Task details -
Copy out all lines in the data below containing the string "from".

** START OF Exercise materials **

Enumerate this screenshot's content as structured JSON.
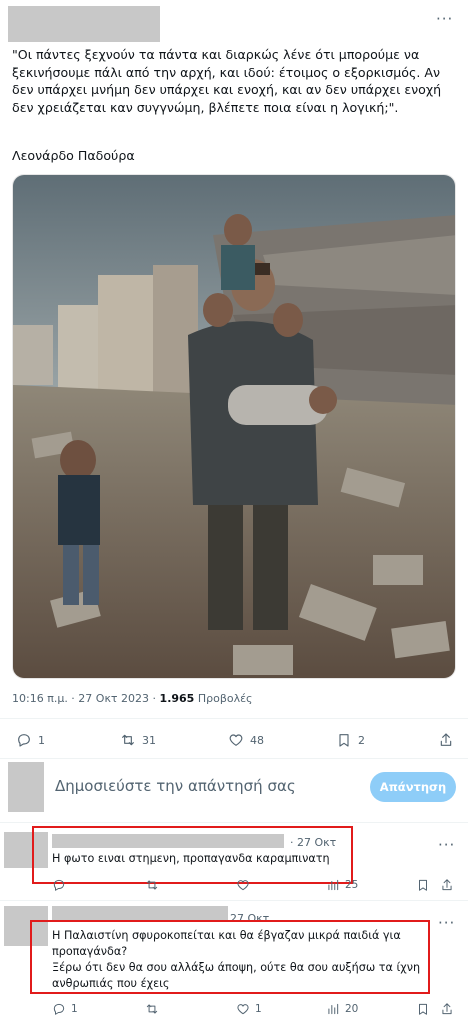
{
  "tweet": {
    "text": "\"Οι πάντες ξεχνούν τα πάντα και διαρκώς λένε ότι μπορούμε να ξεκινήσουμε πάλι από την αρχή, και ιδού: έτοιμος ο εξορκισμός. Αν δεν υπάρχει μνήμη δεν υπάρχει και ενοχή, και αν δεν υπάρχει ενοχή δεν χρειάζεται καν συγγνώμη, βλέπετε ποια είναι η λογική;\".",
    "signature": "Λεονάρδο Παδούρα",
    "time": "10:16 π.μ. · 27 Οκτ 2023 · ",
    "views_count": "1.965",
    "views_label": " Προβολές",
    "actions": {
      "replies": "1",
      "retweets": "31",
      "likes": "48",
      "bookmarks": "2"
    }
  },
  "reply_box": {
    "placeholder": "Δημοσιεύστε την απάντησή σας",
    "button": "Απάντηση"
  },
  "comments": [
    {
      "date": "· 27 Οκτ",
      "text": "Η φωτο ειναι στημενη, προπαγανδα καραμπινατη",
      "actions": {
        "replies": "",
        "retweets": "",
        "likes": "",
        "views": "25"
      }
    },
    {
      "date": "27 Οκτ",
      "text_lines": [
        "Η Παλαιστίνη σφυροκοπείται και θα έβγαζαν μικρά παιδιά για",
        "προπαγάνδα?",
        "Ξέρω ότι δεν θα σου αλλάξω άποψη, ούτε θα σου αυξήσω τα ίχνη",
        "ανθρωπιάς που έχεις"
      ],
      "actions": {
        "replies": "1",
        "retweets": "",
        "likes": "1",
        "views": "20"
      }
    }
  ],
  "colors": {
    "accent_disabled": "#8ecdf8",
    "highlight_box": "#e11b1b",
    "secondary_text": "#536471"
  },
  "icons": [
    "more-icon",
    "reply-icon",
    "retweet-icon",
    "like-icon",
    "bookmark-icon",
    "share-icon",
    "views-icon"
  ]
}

** END OF Exercise materials **
** START OF Exercise materials **

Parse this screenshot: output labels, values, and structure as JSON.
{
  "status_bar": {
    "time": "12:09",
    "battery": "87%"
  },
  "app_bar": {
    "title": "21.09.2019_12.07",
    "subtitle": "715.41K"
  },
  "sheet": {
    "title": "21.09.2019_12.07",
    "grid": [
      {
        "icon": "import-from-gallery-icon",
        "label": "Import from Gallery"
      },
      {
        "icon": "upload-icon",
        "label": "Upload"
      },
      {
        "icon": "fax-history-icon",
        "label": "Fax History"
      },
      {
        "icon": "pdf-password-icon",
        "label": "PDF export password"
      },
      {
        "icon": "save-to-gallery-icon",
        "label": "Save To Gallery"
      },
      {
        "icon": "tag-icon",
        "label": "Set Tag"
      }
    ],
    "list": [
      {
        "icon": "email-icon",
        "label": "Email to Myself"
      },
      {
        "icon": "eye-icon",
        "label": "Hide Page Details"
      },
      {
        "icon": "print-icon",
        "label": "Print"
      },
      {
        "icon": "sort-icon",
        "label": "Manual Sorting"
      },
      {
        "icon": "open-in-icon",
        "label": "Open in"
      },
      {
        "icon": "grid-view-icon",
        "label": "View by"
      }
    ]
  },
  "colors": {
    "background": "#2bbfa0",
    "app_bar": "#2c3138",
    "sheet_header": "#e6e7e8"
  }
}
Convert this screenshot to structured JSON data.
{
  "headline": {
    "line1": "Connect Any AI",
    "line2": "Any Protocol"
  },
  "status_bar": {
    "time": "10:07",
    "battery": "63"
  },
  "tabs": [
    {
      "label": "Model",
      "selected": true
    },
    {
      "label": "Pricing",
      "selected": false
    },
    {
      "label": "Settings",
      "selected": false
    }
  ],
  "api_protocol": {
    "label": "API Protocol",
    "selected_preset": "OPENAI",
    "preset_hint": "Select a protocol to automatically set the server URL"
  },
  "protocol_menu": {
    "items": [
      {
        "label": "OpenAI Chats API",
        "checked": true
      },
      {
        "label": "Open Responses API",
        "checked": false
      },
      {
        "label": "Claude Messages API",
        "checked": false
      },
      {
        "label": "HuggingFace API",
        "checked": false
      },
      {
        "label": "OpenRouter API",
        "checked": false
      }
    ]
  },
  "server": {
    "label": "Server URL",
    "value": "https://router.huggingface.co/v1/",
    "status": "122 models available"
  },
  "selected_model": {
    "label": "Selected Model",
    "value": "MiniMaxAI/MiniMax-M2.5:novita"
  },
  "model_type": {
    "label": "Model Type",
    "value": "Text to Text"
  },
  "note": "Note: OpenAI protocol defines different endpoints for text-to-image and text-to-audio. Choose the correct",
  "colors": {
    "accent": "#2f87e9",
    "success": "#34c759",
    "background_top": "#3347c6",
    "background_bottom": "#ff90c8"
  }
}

** END OF Exercise materials **

Right answer -
        "icon": "import-from-gallery-icon",
        "label": "Import from Gallery"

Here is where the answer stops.